━━━━━ Record excerpts ━━━━━
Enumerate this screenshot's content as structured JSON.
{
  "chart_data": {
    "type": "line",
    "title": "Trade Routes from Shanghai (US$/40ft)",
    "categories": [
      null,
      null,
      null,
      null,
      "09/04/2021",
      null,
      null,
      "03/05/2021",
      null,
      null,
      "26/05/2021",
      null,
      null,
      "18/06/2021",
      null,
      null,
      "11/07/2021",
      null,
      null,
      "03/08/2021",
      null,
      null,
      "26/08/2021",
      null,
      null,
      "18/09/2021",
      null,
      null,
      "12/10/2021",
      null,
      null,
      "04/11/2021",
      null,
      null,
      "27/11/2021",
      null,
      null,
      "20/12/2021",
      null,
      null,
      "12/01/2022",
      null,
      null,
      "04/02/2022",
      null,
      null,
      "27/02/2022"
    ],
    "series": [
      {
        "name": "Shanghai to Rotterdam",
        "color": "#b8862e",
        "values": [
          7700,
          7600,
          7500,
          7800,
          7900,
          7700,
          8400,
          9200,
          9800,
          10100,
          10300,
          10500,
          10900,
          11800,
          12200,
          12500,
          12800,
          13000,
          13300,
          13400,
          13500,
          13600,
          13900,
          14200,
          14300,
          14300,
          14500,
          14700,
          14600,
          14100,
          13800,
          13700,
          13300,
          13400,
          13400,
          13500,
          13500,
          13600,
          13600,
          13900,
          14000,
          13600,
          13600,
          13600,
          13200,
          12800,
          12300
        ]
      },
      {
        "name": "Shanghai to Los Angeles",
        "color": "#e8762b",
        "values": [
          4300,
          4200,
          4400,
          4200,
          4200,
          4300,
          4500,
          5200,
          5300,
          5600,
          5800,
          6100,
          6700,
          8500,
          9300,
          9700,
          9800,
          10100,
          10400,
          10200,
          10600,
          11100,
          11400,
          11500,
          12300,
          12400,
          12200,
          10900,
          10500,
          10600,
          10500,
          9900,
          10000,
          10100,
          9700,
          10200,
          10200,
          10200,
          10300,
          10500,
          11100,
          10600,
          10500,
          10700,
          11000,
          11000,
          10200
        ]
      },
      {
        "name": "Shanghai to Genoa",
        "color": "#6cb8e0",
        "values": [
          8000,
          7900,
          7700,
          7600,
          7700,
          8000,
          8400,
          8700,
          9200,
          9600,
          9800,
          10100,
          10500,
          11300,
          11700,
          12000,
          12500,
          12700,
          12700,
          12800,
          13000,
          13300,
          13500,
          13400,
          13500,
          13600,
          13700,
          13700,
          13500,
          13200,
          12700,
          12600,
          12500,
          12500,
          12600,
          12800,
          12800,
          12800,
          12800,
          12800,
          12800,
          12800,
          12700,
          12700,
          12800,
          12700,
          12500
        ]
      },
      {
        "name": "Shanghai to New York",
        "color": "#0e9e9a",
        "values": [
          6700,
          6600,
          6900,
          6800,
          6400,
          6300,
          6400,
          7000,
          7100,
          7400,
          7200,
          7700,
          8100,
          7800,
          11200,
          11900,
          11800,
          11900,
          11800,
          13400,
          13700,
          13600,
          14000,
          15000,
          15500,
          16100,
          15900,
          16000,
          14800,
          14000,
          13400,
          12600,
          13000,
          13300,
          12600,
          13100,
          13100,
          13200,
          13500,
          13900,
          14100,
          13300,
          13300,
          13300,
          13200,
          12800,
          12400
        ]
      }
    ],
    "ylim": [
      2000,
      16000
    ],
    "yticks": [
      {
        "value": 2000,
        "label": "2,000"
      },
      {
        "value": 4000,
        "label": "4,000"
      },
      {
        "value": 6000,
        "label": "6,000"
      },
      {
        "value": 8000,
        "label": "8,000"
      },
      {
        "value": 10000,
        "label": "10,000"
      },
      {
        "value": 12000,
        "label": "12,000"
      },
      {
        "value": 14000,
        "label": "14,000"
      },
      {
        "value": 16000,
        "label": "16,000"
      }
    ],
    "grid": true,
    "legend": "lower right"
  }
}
━━━━━
> _Given exercise_: Count all lines of the data that include "Shanghai". The answer is the number alone.

> _Response_: 5